> [WHAT YOU HAVE TO DO]:
Repeat each line of the material below exactly as it appears, minus any pictures.

++++

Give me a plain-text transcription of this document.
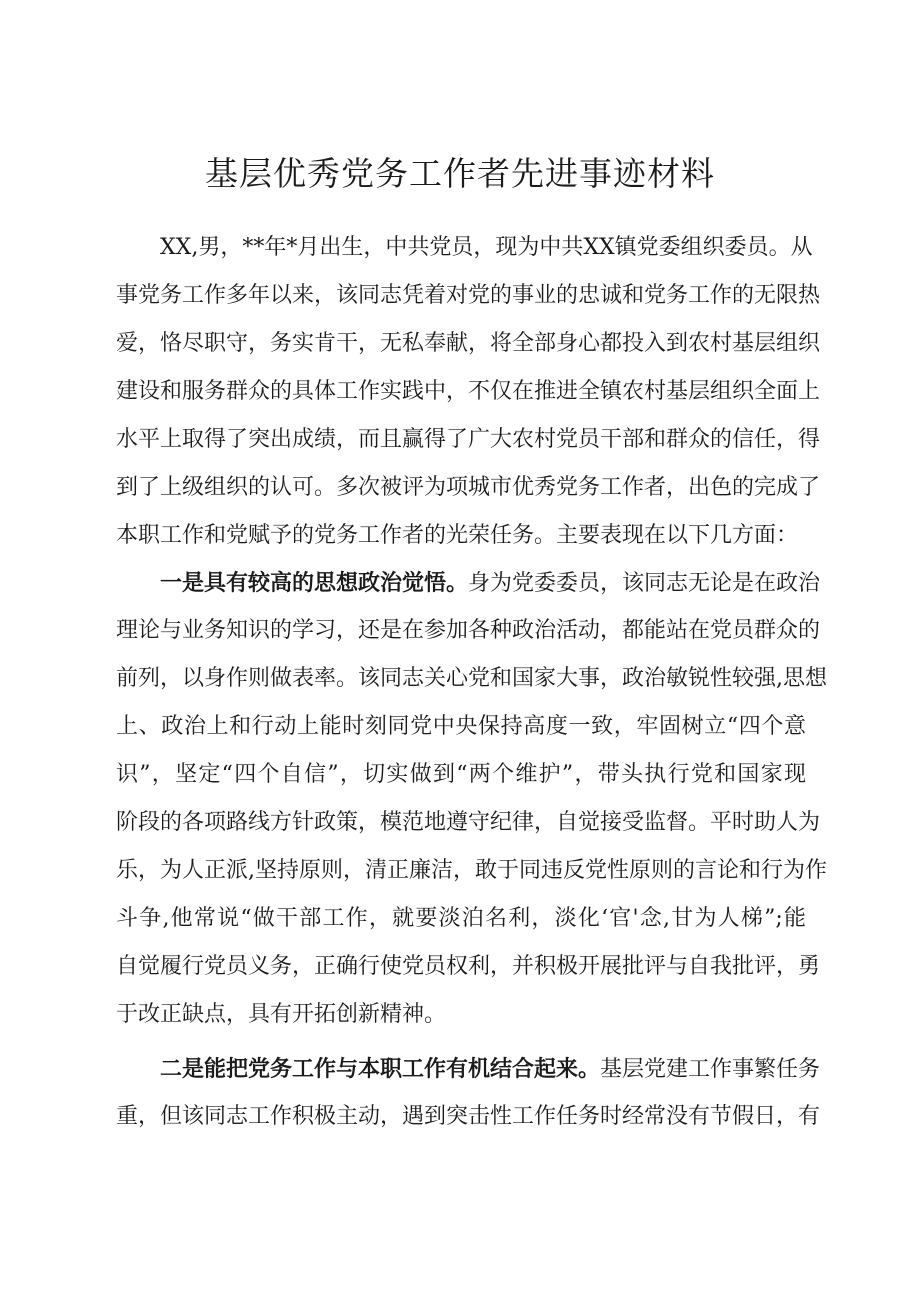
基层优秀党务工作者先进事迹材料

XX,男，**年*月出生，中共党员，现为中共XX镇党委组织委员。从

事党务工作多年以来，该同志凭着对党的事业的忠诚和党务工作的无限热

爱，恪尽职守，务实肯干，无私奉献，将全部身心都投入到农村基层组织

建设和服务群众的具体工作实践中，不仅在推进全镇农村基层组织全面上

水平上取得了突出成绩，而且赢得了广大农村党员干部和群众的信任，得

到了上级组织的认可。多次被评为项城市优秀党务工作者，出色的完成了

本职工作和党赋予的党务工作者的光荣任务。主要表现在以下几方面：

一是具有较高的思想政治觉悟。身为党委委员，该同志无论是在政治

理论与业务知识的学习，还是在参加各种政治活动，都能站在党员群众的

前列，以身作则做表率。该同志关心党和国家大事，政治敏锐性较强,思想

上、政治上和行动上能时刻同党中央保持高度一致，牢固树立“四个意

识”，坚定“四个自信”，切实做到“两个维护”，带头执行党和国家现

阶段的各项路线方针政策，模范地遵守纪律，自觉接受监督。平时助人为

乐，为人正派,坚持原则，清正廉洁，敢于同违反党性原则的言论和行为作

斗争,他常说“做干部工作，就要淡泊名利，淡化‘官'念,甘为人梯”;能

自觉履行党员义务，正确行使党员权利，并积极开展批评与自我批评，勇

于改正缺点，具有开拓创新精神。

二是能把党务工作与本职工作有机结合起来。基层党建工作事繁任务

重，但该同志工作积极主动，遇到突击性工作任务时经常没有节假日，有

++++

> [WORKED SOLUTION]:
Give me a plain-text transcription of this document.
基层优秀党务工作者先进事迹材料

XX,男，**年*月出生，中共党员，现为中共XX镇党委组织委员。从

事党务工作多年以来，该同志凭着对党的事业的忠诚和党务工作的无限热

爱，恪尽职守，务实肯干，无私奉献，将全部身心都投入到农村基层组织

建设和服务群众的具体工作实践中，不仅在推进全镇农村基层组织全面上

水平上取得了突出成绩，而且赢得了广大农村党员干部和群众的信任，得

到了上级组织的认可。多次被评为项城市优秀党务工作者，出色的完成了

本职工作和党赋予的党务工作者的光荣任务。主要表现在以下几方面：

一是具有较高的思想政治觉悟。身为党委委员，该同志无论是在政治

理论与业务知识的学习，还是在参加各种政治活动，都能站在党员群众的

前列，以身作则做表率。该同志关心党和国家大事，政治敏锐性较强,思想

上、政治上和行动上能时刻同党中央保持高度一致，牢固树立“四个意

识”，坚定“四个自信”，切实做到“两个维护”，带头执行党和国家现

阶段的各项路线方针政策，模范地遵守纪律，自觉接受监督。平时助人为

乐，为人正派,坚持原则，清正廉洁，敢于同违反党性原则的言论和行为作

斗争,他常说“做干部工作，就要淡泊名利，淡化‘官'念,甘为人梯”;能

自觉履行党员义务，正确行使党员权利，并积极开展批评与自我批评，勇

于改正缺点，具有开拓创新精神。

二是能把党务工作与本职工作有机结合起来。基层党建工作事繁任务

重，但该同志工作积极主动，遇到突击性工作任务时经常没有节假日，有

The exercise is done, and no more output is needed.